>>

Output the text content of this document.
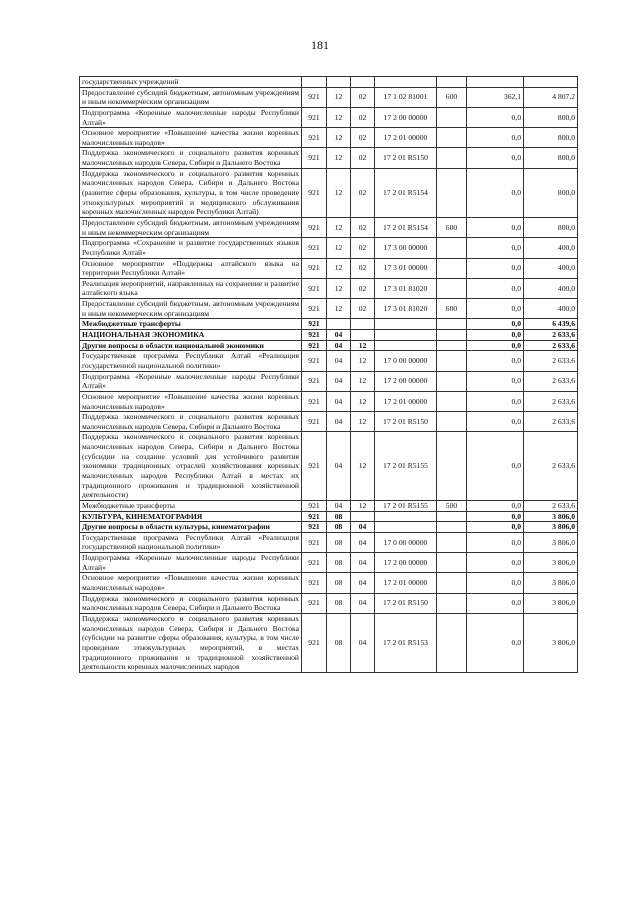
181
государственных учреждений							
Предоставление субсидий бюджетным, автономным учреждениям и иным некоммерческим организациям	921	12	02	17 1 02 81001	600	362,1	4 807,2
Подпрограмма «Коренные малочисленные народы Республики Алтай»	921	12	02	17 2 00 00000		0,0	800,0
Основное мероприятие «Повышение качества жизни коренных малочисленных народов»	921	12	02	17 2 01 00000		0,0	800,0
Поддержка экономического и социального развития коренных малочисленных народов Севера, Сибири и Дальнего Востока	921	12	02	17 2 01 R5150		0,0	800,0
Поддержка экономического и социального развития коренных малочисленных народов Севера, Сибири и Дальнего Востока (развитие сферы образования, культуры, в том числе проведение этнокультурных мероприятий и медицинского обслуживания коренных малочисленных народов Республики Алтай)	921	12	02	17 2 01 R5154		0,0	800,0
Предоставление субсидий бюджетным, автономным учреждениям и иным некоммерческим организациям	921	12	02	17 2 01 R5154	600	0,0	800,0
Подпрограмма «Сохранение и развитие государственных языков Республики Алтай»	921	12	02	17 3 00 00000		0,0	400,0
Основное мероприятие «Поддержка алтайского языка на территории Республики Алтай»	921	12	02	17 3 01 00000		0,0	400,0
Реализация мероприятий, направленных на сохранение и развитие алтайского языка	921	12	02	17 3 01 81020		0,0	400,0
Предоставление субсидий бюджетным, автономным учреждениям и иным некоммерческим организациям	921	12	02	17 3 01 81020	600	0,0	400,0
Межбюджетные трансферты	921					0,0	6 439,6
НАЦИОНАЛЬНАЯ ЭКОНОМИКА	921	04				0,0	2 633,6
Другие вопросы в области национальной экономики	921	04	12			0,0	2 633,6
Государственная программа Республики Алтай «Реализация государственной национальной политики»	921	04	12	17 0 00 00000		0,0	2 633,6
Подпрограмма «Коренные малочисленные народы Республики Алтай»	921	04	12	17 2 00 00000		0,0	2 633,6
Основное мероприятие «Повышение качества жизни коренных малочисленных народов»	921	04	12	17 2 01 00000		0,0	2 633,6
Поддержка экономического и социального развития коренных малочисленных народов Севера, Сибири и Дальнего Востока	921	04	12	17 2 01 R5150		0,0	2 633,6
Поддержка экономического и социального развития коренных малочисленных народов Севера, Сибири и Дальнего Востока (субсидии на создание условий для устойчивого развития экономики традиционных отраслей хозяйствования коренных малочисленных народов Республики Алтай в местах их традиционного проживания и традиционной хозяйственной деятельности)	921	04	12	17 2 01 R5155		0,0	2 633,6
Межбюджетные трансферты	921	04	12	17 2 01 R5155	500	0,0	2 633,6
КУЛЬТУРА, КИНЕМАТОГРАФИЯ	921	08				0,0	3 806,0
Другие вопросы в области культуры, кинематографии	921	08	04			0,0	3 806,0
Государственная программа Республики Алтай «Реализация государственной национальной политики»	921	08	04	17 0 00 00000		0,0	3 806,0
Подпрограмма «Коренные малочисленные народы Республики Алтай»	921	08	04	17 2 00 00000		0,0	3 806,0
Основное мероприятие «Повышение качества жизни коренных малочисленных народов»	921	08	04	17 2 01 00000		0,0	3 806,0
Поддержка экономического и социального развития коренных малочисленных народов Севера, Сибири и Дальнего Востока	921	08	04	17 2 01 R5150		0,0	3 806,0
Поддержка экономического и социального развития коренных малочисленных народов Севера, Сибири и Дальнего Востока (субсидии на развитие сферы образования, культуры, в том числе проведение этнокультурных мероприятий, в местах традиционного проживания и традиционной хозяйственной деятельности коренных малочисленных народов	921	08	04	17 2 01 R5153		0,0	3 806,0
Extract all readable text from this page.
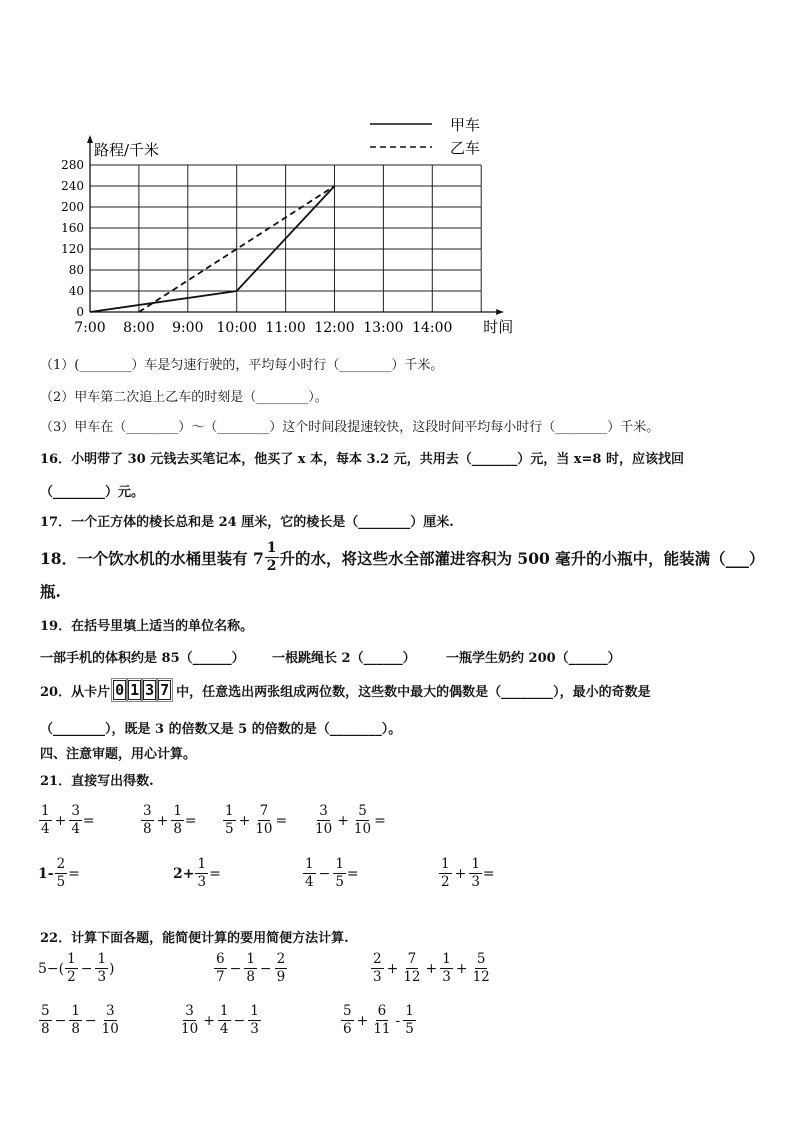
0
40
80
120
160
200
240
280
7:00 8:00 9:00 10:00 11:00 12:00 13:00 14:00
路程/千米
时间
甲车
乙车
（1）(________）车是匀速行驶的，平均每小时行（________）千米。
（2）甲车第二次追上乙车的时刻是（________）。
（3）甲车在（________）～（________）这个时间段提速较快，这段时间平均每小时行（________）千米。
16．小明带了 30 元钱去买笔记本，他买了 x 本，每本 3.2 元，共用去（_______）元，当 x=8 时，应该找回
（________）元。
17．一个正方体的棱长总和是 24 厘米，它的棱长是（________）厘米.
18．一个饮水机的水桶里装有 $7 \frac{1}{2}$ 升的水，将这些水全部灌进容积为 500 毫升的小瓶中，能装满（___）
瓶.
19．在括号里填上适当的单位名称。
一部手机的体积约是 85（______） 一根跳绳长 2（______） 一瓶学生奶约 200（______）
20．从卡片 0 1 3 7 中，任意选出两张组成两位数，这些数中最大的偶数是（________），最小的奇数是
（________），既是 3 的倍数又是 5 的倍数的是（________）。
四、注意审题，用心计算。
21．直接写出得数.
$\frac{1}{4} + \frac{3}{4}$ =	$\frac{3}{8} + \frac{1}{8} = \frac{1}{5} + \frac{7}{10} = \frac{3}{10} + \frac{5}{10}$ =
$1- \frac{2}{5}$ =	$2+ \frac{1}{3}$ =	$\frac{1}{4} - \frac{1}{5}$ =	$\frac{1}{2} + \frac{1}{3}$ =
22．计算下面各题，能简便计算的要用简便方法计算.
$5-( \frac{1}{2} - \frac{1}{3}$ )	$\frac{6}{7} - \frac{1}{8} - \frac{2}{9}$	$\frac{2}{3} + \frac{7}{12} + \frac{1}{3} + \frac{5}{12}$
$\frac{5}{8} - \frac{1}{8} - \frac{3}{10}$	$\frac{3}{10} + \frac{1}{4} - \frac{1}{3}$	$\frac{5}{6} + \frac{6}{11} - \frac{1}{5}$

<<

### Task directions:
Give back only a number, the number of lines where the string "образования" occurs.

### Solution to this problem:
2